TASK STATEMENT: Reproduce the records below exactly as they appear.

Dataset items
## Begin

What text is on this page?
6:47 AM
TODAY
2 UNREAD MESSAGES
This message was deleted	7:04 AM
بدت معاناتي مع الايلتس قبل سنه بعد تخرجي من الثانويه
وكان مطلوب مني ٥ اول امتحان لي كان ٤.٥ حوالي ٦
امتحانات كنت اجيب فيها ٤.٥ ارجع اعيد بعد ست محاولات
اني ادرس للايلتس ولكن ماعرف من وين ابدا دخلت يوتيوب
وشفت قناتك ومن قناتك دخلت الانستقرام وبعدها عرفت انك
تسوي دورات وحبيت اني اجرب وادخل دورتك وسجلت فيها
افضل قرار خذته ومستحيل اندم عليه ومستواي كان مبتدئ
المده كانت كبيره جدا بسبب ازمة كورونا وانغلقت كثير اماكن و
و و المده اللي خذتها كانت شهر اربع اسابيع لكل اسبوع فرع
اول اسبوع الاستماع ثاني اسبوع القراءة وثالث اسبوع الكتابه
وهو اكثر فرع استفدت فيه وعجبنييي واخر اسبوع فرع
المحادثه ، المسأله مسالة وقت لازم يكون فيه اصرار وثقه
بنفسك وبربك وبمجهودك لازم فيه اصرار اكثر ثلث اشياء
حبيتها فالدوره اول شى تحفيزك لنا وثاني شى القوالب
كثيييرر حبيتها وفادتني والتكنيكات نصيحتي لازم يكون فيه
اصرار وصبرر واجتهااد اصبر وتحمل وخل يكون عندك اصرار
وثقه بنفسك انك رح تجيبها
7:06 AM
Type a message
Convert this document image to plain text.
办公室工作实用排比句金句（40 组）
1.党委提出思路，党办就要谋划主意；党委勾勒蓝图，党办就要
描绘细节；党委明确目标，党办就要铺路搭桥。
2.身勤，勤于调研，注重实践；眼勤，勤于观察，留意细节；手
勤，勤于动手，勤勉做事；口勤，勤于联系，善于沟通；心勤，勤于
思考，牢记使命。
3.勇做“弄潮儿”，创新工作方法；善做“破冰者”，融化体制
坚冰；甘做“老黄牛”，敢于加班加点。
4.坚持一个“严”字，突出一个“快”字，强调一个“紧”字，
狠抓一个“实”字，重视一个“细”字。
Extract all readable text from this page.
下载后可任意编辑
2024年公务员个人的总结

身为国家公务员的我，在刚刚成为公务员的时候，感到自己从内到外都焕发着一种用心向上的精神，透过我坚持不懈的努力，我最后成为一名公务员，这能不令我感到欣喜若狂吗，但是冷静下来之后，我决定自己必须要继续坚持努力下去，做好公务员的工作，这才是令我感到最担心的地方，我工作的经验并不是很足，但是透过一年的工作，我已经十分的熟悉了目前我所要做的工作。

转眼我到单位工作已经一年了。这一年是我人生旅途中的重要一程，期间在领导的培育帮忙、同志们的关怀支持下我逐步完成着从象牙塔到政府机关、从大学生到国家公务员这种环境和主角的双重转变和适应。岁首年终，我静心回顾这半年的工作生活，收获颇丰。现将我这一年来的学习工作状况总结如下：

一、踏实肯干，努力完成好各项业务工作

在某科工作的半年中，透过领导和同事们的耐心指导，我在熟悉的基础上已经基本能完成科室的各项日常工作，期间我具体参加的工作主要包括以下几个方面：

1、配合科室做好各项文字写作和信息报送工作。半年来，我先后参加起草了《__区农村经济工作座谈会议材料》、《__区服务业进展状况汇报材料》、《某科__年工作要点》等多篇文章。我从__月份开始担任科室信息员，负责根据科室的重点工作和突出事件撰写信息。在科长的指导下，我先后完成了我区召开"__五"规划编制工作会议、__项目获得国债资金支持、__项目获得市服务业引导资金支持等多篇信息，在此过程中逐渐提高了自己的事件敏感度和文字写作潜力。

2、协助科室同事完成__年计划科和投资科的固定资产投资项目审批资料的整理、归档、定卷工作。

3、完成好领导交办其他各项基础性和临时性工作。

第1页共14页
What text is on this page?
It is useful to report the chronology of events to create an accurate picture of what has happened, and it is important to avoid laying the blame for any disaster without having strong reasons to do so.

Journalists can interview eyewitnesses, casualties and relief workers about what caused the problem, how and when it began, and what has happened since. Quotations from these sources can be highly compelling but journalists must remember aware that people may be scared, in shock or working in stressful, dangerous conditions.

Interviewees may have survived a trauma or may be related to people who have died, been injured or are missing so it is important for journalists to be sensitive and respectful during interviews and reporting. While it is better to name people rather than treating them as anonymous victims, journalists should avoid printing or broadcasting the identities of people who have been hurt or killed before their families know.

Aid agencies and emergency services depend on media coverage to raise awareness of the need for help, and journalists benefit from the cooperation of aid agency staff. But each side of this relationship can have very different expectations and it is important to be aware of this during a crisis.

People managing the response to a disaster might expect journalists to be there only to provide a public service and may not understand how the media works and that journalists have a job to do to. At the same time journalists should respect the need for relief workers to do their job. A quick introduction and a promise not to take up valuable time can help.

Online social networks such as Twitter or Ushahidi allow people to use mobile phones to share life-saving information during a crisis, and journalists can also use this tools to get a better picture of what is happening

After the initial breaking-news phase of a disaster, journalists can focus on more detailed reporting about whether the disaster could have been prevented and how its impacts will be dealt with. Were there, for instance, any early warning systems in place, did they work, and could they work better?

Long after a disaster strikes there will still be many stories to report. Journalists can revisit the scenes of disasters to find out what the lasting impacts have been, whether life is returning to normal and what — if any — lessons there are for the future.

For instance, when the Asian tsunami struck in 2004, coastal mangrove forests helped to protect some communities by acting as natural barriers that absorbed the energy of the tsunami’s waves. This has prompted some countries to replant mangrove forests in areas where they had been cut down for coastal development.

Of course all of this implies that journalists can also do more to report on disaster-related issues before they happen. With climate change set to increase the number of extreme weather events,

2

## End

CORRECT RESPONSE:
What text is on this page?
6:47 AM
TODAY
2 UNREAD MESSAGES
This message was deleted	7:04 AM
بدت معاناتي مع الايلتس قبل سنه بعد تخرجي من الثانويه
وكان مطلوب مني ٥ اول امتحان لي كان ٤.٥ حوالي ٦
امتحانات كنت اجيب فيها ٤.٥ ارجع اعيد بعد ست محاولات
اني ادرس للايلتس ولكن ماعرف من وين ابدا دخلت يوتيوب
وشفت قناتك ومن قناتك دخلت الانستقرام وبعدها عرفت انك
تسوي دورات وحبيت اني اجرب وادخل دورتك وسجلت فيها
افضل قرار خذته ومستحيل اندم عليه ومستواي كان مبتدئ
المده كانت كبيره جدا بسبب ازمة كورونا وانغلقت كثير اماكن و
و و المده اللي خذتها كانت شهر اربع اسابيع لكل اسبوع فرع
اول اسبوع الاستماع ثاني اسبوع القراءة وثالث اسبوع الكتابه
وهو اكثر فرع استفدت فيه وعجبنييي واخر اسبوع فرع
المحادثه ، المسأله مسالة وقت لازم يكون فيه اصرار وثقه
بنفسك وبربك وبمجهودك لازم فيه اصرار اكثر ثلث اشياء
حبيتها فالدوره اول شى تحفيزك لنا وثاني شى القوالب
كثيييرر حبيتها وفادتني والتكنيكات نصيحتي لازم يكون فيه
اصرار وصبرر واجتهااد اصبر وتحمل وخل يكون عندك اصرار
وثقه بنفسك انك رح تجيبها
7:06 AM
Type a message
Convert this document image to plain text.
办公室工作实用排比句金句（40 组）
1.党委提出思路，党办就要谋划主意；党委勾勒蓝图，党办就要
描绘细节；党委明确目标，党办就要铺路搭桥。
2.身勤，勤于调研，注重实践；眼勤，勤于观察，留意细节；手
勤，勤于动手，勤勉做事；口勤，勤于联系，善于沟通；心勤，勤于
思考，牢记使命。
3.勇做“弄潮儿”，创新工作方法；善做“破冰者”，融化体制
坚冰；甘做“老黄牛”，敢于加班加点。
4.坚持一个“严”字，突出一个“快”字，强调一个“紧”字，
狠抓一个“实”字，重视一个“细”字。
Extract all readable text from this page.
下载后可任意编辑
2024年公务员个人的总结

身为国家公务员的我，在刚刚成为公务员的时候，感到自己从内到外都焕发着一种用心向上的精神，透过我坚持不懈的努力，我最后成为一名公务员，这能不令我感到欣喜若狂吗，但是冷静下来之后，我决定自己必须要继续坚持努力下去，做好公务员的工作，这才是令我感到最担心的地方，我工作的经验并不是很足，但是透过一年的工作，我已经十分的熟悉了目前我所要做的工作。

转眼我到单位工作已经一年了。这一年是我人生旅途中的重要一程，期间在领导的培育帮忙、同志们的关怀支持下我逐步完成着从象牙塔到政府机关、从大学生到国家公务员这种环境和主角的双重转变和适应。岁首年终，我静心回顾这半年的工作生活，收获颇丰。现将我这一年来的学习工作状况总结如下：

一、踏实肯干，努力完成好各项业务工作

在某科工作的半年中，透过领导和同事们的耐心指导，我在熟悉的基础上已经基本能完成科室的各项日常工作，期间我具体参加的工作主要包括以下几个方面：

1、配合科室做好各项文字写作和信息报送工作。半年来，我先后参加起草了《__区农村经济工作座谈会议材料》、《__区服务业进展状况汇报材料》、《某科__年工作要点》等多篇文章。我从__月份开始担任科室信息员，负责根据科室的重点工作和突出事件撰写信息。在科长的指导下，我先后完成了我区召开"__五"规划编制工作会议、__项目获得国债资金支持、__项目获得市服务业引导资金支持等多篇信息，在此过程中逐渐提高了自己的事件敏感度和文字写作潜力。

2、协助科室同事完成__年计划科和投资科的固定资产投资项目审批资料的整理、归档、定卷工作。

3、完成好领导交办其他各项基础性和临时性工作。

第1页共14页
What text is on this page?
It is useful to report the chronology of events to create an accurate picture of what has happened, and it is important to avoid laying the blame for any disaster without having strong reasons to do so.

Journalists can interview eyewitnesses, casualties and relief workers about what caused the problem, how and when it began, and what has happened since. Quotations from these sources can be highly compelling but journalists must remember aware that people may be scared, in shock or working in stressful, dangerous conditions.

Interviewees may have survived a trauma or may be related to people who have died, been injured or are missing so it is important for journalists to be sensitive and respectful during interviews and reporting. While it is better to name people rather than treating them as anonymous victims, journalists should avoid printing or broadcasting the identities of people who have been hurt or killed before their families know.

Aid agencies and emergency services depend on media coverage to raise awareness of the need for help, and journalists benefit from the cooperation of aid agency staff. But each side of this relationship can have very different expectations and it is important to be aware of this during a crisis.

People managing the response to a disaster might expect journalists to be there only to provide a public service and may not understand how the media works and that journalists have a job to do to. At the same time journalists should respect the need for relief workers to do their job. A quick introduction and a promise not to take up valuable time can help.

Online social networks such as Twitter or Ushahidi allow people to use mobile phones to share life-saving information during a crisis, and journalists can also use this tools to get a better picture of what is happening

After the initial breaking-news phase of a disaster, journalists can focus on more detailed reporting about whether the disaster could have been prevented and how its impacts will be dealt with. Were there, for instance, any early warning systems in place, did they work, and could they work better?

Long after a disaster strikes there will still be many stories to report. Journalists can revisit the scenes of disasters to find out what the lasting impacts have been, whether life is returning to normal and what — if any — lessons there are for the future.

For instance, when the Asian tsunami struck in 2004, coastal mangrove forests helped to protect some communities by acting as natural barriers that absorbed the energy of the tsunami’s waves. This has prompted some countries to replant mangrove forests in areas where they had been cut down for coastal development.

Of course all of this implies that journalists can also do more to report on disaster-related issues before they happen. With climate change set to increase the number of extreme weather events,

2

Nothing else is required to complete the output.